▸ **ENTRIES PROVIDED**:
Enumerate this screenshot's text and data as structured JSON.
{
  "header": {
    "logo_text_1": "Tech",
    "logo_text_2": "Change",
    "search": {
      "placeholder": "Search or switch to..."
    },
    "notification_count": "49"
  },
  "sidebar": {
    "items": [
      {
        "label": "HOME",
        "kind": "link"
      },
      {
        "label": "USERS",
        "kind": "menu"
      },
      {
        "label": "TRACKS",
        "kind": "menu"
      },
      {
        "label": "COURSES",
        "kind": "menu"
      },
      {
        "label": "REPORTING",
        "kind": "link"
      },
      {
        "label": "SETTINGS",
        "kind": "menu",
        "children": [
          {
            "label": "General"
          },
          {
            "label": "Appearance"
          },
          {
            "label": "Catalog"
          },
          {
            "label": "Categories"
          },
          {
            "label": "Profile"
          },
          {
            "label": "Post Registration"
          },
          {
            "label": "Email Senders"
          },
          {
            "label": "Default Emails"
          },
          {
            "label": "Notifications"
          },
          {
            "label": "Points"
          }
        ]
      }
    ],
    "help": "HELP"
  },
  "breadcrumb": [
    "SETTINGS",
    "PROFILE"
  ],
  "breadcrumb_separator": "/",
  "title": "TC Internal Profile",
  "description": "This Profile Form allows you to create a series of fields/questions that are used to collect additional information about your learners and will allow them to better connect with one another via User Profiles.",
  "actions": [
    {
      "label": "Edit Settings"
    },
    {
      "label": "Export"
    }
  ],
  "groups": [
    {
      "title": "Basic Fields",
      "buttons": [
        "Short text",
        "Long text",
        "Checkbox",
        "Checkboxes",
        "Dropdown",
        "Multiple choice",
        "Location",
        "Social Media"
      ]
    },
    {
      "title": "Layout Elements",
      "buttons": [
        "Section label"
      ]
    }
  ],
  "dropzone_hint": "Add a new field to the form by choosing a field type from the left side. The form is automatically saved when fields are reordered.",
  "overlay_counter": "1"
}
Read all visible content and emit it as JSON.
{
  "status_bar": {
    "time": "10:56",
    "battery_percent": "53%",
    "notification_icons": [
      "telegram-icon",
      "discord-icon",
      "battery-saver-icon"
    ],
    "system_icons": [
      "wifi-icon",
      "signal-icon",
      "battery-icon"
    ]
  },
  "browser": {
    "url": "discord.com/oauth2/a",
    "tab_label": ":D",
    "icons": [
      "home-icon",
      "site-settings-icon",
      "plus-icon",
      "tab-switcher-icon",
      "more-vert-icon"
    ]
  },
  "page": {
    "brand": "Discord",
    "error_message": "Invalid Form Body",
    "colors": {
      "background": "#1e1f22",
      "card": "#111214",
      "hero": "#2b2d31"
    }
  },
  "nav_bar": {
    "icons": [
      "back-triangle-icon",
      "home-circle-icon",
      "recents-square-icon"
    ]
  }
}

▸ **THE REQUEST**: Using the records above, please retype only the run of lines from the line holding "Read all visible content and emit it as JSON." through the last line, both ends included.

▸ **THE RESPONSE**:
Read all visible content and emit it as JSON.
{
  "status_bar": {
    "time": "10:56",
    "battery_percent": "53%",
    "notification_icons": [
      "telegram-icon",
      "discord-icon",
      "battery-saver-icon"
    ],
    "system_icons": [
      "wifi-icon",
      "signal-icon",
      "battery-icon"
    ]
  },
  "browser": {
    "url": "discord.com/oauth2/a",
    "tab_label": ":D",
    "icons": [
      "home-icon",
      "site-settings-icon",
      "plus-icon",
      "tab-switcher-icon",
      "more-vert-icon"
    ]
  },
  "page": {
    "brand": "Discord",
    "error_message": "Invalid Form Body",
    "colors": {
      "background": "#1e1f22",
      "card": "#111214",
      "hero": "#2b2d31"
    }
  },
  "nav_bar": {
    "icons": [
      "back-triangle-icon",
      "home-circle-icon",
      "recents-square-icon"
    ]
  }
}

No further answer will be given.